INSTRUCTIONS TO FOLLOW -
Your answer should be a single number: how many lines in the data below hold the string "preparat".

*** TASK DATA ***

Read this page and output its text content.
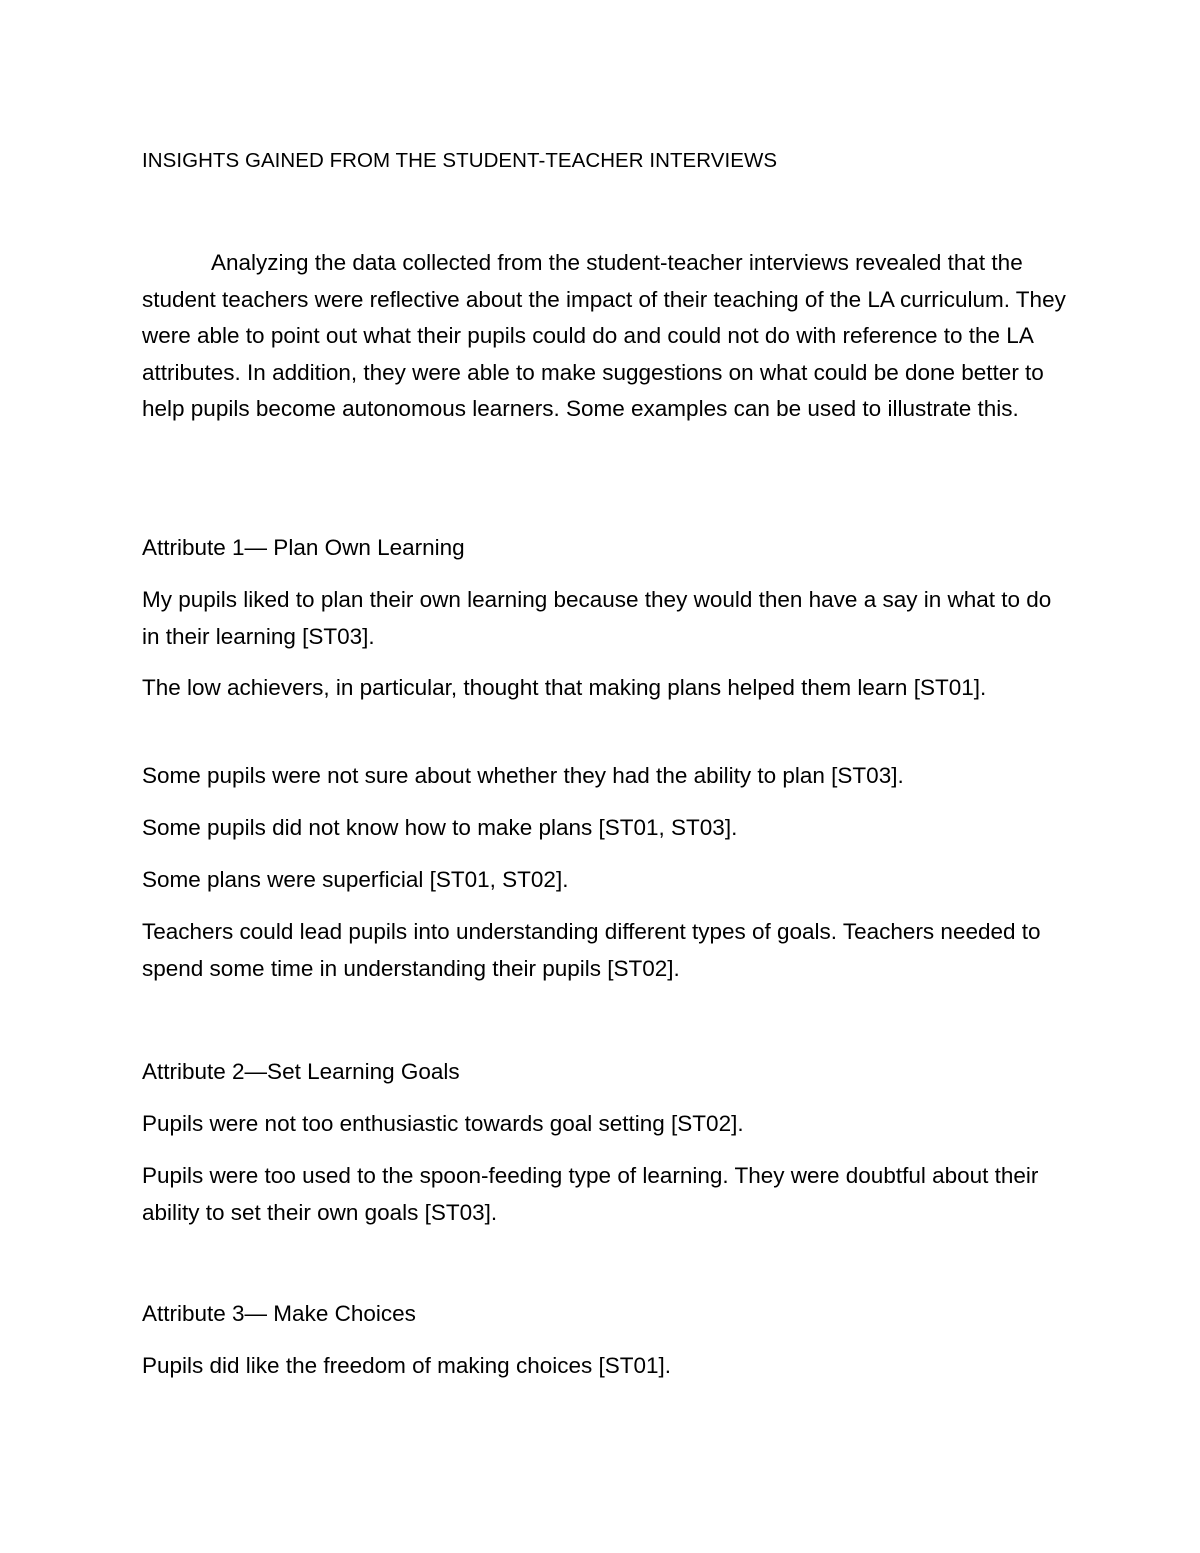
INSIGHTS GAINED FROM THE STUDENT-TEACHER INTERVIEWS

Analyzing the data collected from the student-teacher interviews revealed that the student teachers were reflective about the impact of their teaching of the LA curriculum. They were able to point out what their pupils could do and could not do with reference to the LA attributes. In addition, they were able to make suggestions on what could be done better to help pupils become autonomous learners. Some examples can be used to illustrate this.

Attribute 1— Plan Own Learning

My pupils liked to plan their own learning because they would then have a say in what to do in their learning [ST03].

The low achievers, in particular, thought that making plans helped them learn [ST01].

Some pupils were not sure about whether they had the ability to plan [ST03].

Some pupils did not know how to make plans [ST01, ST03].

Some plans were superficial [ST01, ST02].

Teachers could lead pupils into understanding different types of goals. Teachers needed to spend some time in understanding their pupils [ST02].

Attribute 2—Set Learning Goals

Pupils were not too enthusiastic towards goal setting [ST02].

Pupils were too used to the spoon-feeding type of learning. They were doubtful about their ability to set their own goals [ST03].

Attribute 3— Make Choices

Pupils did like the freedom of making choices [ST01].
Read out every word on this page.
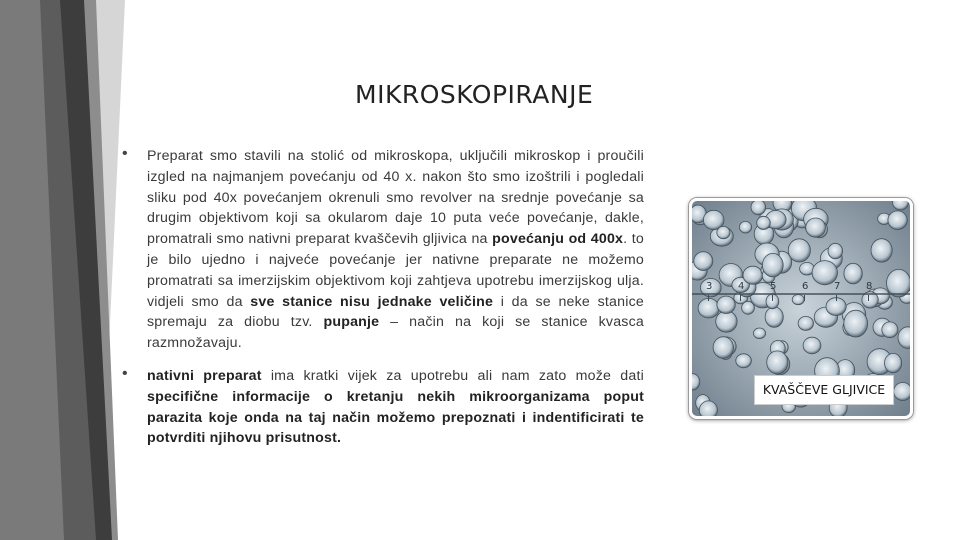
MIKROSKOPIRANJE
• Preparat smo stavili na stolić od mikroskopa, uključili mikroskop i proučili izgled na najmanjem povećanju od 40 x. nakon što smo izoštrili i pogledali sliku pod 40x povećanjem okrenuli smo revolver na srednje povećanje sa drugim objektivom koji sa okularom daje 10 puta veće povećanje, dakle, promatrali smo nativni preparat kvaščevih gljivica na povećanju od 400x. to je bilo ujedno i najveće povećanje jer nativne preparate ne možemo promatrati sa imerzijskim objektivom koji zahtjeva upotrebu imerzijskog ulja. vidjeli smo da sve stanice nisu jednake veličine i da se neke stanice spremaju za diobu tzv. pupanje – način na koji se stanice kvasca razmnožavaju.
• nativni preparat ima kratki vijek za upotrebu ali nam zato može dati specifične informacije o kretanju nekih mikroorganizama poput parazita koje onda na taj način možemo prepoznati i indentificirati te potvrditi njihovu prisutnost.
3	4	5	6	7	8
KVAŠČEVE GLJIVICE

***

COMPLETED TASK -
2